-- Problem to work on --
Copy all lines holding the word "JSON" from the entries.

[Start of Provided records]

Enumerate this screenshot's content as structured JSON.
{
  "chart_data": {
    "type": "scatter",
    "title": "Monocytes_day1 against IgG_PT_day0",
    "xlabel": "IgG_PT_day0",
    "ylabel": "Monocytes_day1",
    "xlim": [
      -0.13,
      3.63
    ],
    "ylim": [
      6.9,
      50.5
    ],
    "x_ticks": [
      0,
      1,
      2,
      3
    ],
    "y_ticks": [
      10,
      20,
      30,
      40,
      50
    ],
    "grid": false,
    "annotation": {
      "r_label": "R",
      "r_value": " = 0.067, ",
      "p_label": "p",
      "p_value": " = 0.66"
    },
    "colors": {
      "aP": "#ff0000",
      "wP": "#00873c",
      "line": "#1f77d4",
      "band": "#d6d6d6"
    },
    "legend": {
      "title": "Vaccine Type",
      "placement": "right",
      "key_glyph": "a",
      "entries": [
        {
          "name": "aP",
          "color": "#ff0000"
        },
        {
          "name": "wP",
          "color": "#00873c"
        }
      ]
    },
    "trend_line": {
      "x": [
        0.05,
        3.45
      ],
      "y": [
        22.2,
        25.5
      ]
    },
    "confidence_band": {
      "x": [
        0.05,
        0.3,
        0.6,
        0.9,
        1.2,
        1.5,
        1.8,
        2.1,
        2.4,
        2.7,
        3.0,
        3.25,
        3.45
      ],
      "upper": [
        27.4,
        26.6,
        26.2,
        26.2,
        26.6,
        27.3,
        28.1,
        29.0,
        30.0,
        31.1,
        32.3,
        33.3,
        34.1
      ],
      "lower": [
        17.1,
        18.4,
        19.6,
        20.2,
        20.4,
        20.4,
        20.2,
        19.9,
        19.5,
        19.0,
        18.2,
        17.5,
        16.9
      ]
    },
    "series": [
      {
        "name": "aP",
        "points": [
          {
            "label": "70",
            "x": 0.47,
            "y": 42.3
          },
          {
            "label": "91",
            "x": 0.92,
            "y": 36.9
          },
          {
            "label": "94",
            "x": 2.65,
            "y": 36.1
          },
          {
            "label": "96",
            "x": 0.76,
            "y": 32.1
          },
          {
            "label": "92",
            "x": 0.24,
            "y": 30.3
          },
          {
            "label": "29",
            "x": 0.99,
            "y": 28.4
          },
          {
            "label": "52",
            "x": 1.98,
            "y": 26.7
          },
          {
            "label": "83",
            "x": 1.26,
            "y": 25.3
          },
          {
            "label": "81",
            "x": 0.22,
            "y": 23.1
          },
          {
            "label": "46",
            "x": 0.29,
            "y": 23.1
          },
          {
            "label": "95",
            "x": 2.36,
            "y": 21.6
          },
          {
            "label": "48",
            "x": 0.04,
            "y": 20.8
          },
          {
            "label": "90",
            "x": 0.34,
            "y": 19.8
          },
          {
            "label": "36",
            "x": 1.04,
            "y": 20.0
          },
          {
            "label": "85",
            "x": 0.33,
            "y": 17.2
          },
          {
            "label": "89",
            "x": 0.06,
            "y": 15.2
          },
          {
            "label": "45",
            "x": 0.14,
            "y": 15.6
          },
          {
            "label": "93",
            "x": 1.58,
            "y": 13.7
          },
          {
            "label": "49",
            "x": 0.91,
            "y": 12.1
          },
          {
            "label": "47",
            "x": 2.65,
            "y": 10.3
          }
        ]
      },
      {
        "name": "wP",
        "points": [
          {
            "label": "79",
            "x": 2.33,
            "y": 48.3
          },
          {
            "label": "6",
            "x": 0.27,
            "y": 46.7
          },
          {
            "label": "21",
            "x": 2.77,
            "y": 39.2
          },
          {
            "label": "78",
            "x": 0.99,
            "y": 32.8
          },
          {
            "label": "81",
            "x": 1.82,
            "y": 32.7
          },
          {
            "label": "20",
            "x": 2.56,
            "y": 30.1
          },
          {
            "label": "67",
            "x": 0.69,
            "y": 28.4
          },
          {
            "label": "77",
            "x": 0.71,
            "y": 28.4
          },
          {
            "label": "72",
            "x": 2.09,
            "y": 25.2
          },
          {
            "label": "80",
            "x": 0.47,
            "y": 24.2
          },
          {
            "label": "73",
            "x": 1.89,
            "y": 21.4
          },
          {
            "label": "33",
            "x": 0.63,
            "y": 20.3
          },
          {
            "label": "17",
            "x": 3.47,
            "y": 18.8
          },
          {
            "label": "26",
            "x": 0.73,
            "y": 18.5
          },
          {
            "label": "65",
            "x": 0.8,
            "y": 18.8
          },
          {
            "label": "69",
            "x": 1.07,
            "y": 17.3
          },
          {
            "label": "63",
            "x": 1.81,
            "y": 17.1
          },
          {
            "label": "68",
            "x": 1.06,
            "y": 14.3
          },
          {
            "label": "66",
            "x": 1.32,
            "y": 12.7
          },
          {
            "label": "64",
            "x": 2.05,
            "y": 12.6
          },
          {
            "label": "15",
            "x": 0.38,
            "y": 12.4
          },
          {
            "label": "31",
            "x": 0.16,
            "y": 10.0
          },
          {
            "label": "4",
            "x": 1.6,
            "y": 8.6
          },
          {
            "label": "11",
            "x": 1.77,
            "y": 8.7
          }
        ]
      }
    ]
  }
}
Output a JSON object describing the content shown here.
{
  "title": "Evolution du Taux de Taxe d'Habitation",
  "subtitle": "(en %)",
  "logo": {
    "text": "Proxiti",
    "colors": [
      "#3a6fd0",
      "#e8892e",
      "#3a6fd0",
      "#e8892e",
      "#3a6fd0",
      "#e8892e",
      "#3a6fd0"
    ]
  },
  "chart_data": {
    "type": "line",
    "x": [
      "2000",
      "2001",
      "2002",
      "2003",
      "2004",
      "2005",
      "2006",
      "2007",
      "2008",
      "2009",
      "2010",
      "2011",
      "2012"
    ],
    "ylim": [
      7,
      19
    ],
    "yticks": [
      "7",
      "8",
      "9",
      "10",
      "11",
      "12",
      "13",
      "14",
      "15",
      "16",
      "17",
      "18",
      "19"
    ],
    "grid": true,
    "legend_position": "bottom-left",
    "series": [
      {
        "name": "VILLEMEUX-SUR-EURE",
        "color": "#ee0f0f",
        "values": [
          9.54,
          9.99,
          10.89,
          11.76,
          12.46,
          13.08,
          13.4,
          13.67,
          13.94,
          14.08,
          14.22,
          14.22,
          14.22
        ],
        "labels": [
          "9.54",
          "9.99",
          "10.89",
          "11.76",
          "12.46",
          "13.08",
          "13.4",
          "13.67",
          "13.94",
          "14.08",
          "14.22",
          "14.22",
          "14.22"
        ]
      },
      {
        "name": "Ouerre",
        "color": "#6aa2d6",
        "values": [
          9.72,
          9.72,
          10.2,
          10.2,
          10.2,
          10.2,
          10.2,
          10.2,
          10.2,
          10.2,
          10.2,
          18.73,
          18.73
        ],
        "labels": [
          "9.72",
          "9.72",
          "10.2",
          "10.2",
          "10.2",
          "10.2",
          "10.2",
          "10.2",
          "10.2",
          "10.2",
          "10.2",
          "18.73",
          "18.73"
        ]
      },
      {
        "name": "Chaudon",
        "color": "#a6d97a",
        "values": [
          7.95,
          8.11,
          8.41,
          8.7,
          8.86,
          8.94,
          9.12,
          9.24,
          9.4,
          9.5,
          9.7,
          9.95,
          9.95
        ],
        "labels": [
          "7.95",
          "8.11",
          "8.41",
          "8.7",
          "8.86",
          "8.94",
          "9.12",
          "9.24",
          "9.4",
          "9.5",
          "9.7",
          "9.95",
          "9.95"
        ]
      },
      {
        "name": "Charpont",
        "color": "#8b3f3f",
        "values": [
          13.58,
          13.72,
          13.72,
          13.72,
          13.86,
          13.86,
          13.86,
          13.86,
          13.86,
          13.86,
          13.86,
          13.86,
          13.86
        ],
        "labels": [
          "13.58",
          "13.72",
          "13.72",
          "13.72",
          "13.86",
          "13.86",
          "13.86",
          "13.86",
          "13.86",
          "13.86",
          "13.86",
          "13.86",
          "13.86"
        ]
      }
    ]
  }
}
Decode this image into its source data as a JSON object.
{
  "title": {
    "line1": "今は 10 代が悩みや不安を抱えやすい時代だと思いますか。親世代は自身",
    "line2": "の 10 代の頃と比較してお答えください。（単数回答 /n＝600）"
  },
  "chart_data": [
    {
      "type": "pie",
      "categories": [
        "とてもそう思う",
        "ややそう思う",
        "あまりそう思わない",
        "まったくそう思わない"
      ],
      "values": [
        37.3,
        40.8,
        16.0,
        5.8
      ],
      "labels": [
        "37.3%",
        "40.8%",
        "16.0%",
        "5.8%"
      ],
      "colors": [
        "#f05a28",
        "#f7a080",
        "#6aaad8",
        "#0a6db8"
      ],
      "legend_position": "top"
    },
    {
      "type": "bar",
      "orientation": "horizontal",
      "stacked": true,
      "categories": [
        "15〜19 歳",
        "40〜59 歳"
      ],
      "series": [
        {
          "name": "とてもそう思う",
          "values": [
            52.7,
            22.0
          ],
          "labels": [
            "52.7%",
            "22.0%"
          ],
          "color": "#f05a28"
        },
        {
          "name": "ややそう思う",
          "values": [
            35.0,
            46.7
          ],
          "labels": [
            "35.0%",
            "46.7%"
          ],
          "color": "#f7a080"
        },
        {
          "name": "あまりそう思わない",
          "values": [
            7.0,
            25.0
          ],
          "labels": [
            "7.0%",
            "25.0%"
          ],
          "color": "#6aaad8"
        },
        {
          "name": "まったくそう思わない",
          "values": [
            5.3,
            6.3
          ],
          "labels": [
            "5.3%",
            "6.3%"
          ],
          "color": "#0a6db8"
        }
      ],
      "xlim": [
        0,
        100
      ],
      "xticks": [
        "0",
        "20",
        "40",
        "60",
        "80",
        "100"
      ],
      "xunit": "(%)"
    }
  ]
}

[End of Provided records]

-- Answer for this exercise --
Enumerate this screenshot's content as structured JSON.
Output a JSON object describing the content shown here.
Decode this image into its source data as a JSON object.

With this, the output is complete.